Stated task -
Look for the word "color" in the entries below, then copy every line that has it.

++++++

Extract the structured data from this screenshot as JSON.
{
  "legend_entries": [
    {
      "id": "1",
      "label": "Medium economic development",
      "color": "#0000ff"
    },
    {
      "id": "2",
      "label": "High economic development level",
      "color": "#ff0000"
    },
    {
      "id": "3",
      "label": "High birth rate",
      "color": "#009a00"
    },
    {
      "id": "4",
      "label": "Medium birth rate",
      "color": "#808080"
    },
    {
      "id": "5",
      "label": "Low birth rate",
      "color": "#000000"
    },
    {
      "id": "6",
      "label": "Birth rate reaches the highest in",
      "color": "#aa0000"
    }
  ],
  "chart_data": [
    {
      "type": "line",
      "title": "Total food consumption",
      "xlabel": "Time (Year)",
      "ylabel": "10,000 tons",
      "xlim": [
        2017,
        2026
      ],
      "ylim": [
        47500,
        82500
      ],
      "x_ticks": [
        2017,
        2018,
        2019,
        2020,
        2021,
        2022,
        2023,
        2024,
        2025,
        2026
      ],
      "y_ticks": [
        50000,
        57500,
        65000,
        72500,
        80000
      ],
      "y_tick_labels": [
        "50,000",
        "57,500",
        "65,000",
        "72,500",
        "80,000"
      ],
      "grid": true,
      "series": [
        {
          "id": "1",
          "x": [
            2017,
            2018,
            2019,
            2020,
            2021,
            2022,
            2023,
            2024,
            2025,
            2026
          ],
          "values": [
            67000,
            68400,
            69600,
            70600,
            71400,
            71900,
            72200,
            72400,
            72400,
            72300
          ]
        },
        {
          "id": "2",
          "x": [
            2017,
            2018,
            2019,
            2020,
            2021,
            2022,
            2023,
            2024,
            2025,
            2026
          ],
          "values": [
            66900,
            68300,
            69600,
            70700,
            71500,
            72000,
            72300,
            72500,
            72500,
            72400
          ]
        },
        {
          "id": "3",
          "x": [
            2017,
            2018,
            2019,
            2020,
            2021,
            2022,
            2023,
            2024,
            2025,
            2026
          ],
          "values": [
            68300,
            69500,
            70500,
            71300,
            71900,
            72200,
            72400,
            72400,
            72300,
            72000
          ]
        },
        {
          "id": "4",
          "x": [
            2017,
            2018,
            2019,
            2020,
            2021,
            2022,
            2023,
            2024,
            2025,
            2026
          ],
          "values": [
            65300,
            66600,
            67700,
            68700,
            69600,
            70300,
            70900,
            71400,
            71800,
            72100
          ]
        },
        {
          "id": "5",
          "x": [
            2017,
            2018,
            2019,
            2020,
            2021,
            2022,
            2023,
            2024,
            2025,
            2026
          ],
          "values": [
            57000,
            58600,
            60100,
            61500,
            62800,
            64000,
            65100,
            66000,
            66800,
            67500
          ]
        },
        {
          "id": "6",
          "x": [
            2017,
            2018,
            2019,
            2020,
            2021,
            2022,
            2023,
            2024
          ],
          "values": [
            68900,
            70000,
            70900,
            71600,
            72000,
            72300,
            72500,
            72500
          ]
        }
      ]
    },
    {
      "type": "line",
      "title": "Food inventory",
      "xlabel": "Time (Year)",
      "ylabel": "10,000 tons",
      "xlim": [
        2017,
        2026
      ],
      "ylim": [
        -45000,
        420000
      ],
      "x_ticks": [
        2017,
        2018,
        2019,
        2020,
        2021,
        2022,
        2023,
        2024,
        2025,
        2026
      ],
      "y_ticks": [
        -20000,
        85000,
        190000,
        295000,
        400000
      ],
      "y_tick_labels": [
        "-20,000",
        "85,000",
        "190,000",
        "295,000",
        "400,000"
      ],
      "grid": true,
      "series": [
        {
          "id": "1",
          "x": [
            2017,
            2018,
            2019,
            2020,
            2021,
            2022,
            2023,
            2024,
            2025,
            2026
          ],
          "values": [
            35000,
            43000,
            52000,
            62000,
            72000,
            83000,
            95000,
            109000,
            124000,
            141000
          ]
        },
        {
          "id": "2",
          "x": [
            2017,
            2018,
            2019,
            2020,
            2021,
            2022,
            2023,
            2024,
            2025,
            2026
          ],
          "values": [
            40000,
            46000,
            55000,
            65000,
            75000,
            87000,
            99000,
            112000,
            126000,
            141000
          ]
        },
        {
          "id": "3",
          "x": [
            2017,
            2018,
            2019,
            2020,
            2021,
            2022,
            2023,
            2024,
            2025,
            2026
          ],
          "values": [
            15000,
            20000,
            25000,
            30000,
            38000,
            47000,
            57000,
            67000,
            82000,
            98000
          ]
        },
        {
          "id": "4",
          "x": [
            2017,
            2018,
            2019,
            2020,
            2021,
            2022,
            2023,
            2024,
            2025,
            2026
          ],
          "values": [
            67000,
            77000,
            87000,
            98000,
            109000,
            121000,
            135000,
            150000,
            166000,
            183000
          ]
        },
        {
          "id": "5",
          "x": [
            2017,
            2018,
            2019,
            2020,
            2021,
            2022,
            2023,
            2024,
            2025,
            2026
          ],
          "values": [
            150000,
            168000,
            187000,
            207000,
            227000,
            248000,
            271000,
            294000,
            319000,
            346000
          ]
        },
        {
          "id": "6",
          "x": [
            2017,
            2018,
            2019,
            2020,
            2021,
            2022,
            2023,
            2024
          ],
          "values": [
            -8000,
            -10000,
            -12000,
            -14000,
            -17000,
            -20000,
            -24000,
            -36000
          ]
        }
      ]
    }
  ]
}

++++++

Solution for this problem -
      "color": "#0000ff"
      "color": "#ff0000"
      "color": "#009a00"
      "color": "#808080"
      "color": "#000000"
      "color": "#aa0000"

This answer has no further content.